> _YOUR OBJECTIVE_
Can you write out the whole listing exactly?
%%
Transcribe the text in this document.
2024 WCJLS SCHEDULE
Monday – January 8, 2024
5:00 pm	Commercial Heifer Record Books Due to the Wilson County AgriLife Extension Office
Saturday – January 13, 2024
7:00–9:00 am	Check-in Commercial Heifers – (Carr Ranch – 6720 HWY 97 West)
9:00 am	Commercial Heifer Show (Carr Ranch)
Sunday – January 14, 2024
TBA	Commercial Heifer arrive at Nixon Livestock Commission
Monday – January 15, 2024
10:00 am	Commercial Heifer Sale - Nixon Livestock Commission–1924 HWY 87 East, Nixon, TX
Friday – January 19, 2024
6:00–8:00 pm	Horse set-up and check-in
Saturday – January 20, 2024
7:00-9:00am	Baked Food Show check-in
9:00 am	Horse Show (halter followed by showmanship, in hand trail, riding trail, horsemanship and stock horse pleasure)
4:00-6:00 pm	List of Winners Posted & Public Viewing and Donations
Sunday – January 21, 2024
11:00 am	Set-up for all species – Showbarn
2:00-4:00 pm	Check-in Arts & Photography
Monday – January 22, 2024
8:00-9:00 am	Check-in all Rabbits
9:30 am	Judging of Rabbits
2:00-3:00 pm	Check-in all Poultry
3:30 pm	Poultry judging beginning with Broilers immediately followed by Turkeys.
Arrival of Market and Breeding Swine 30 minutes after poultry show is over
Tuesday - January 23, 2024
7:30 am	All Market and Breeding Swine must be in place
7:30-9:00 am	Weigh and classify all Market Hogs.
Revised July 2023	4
%%
> _RESULT BELOW_
Transcribe the text in this document.
2024 WCJLS SCHEDULE
Monday – January 8, 2024
5:00 pm	Commercial Heifer Record Books Due to the Wilson County AgriLife Extension Office
Saturday – January 13, 2024
7:00–9:00 am	Check-in Commercial Heifers – (Carr Ranch – 6720 HWY 97 West)
9:00 am	Commercial Heifer Show (Carr Ranch)
Sunday – January 14, 2024
TBA	Commercial Heifer arrive at Nixon Livestock Commission
Monday – January 15, 2024
10:00 am	Commercial Heifer Sale - Nixon Livestock Commission–1924 HWY 87 East, Nixon, TX
Friday – January 19, 2024
6:00–8:00 pm	Horse set-up and check-in
Saturday – January 20, 2024
7:00-9:00am	Baked Food Show check-in
9:00 am	Horse Show (halter followed by showmanship, in hand trail, riding trail, horsemanship and stock horse pleasure)
4:00-6:00 pm	List of Winners Posted & Public Viewing and Donations
Sunday – January 21, 2024
11:00 am	Set-up for all species – Showbarn
2:00-4:00 pm	Check-in Arts & Photography
Monday – January 22, 2024
8:00-9:00 am	Check-in all Rabbits
9:30 am	Judging of Rabbits
2:00-3:00 pm	Check-in all Poultry
3:30 pm	Poultry judging beginning with Broilers immediately followed by Turkeys.
Arrival of Market and Breeding Swine 30 minutes after poultry show is over
Tuesday - January 23, 2024
7:30 am	All Market and Breeding Swine must be in place
7:30-9:00 am	Weigh and classify all Market Hogs.
Revised July 2023	4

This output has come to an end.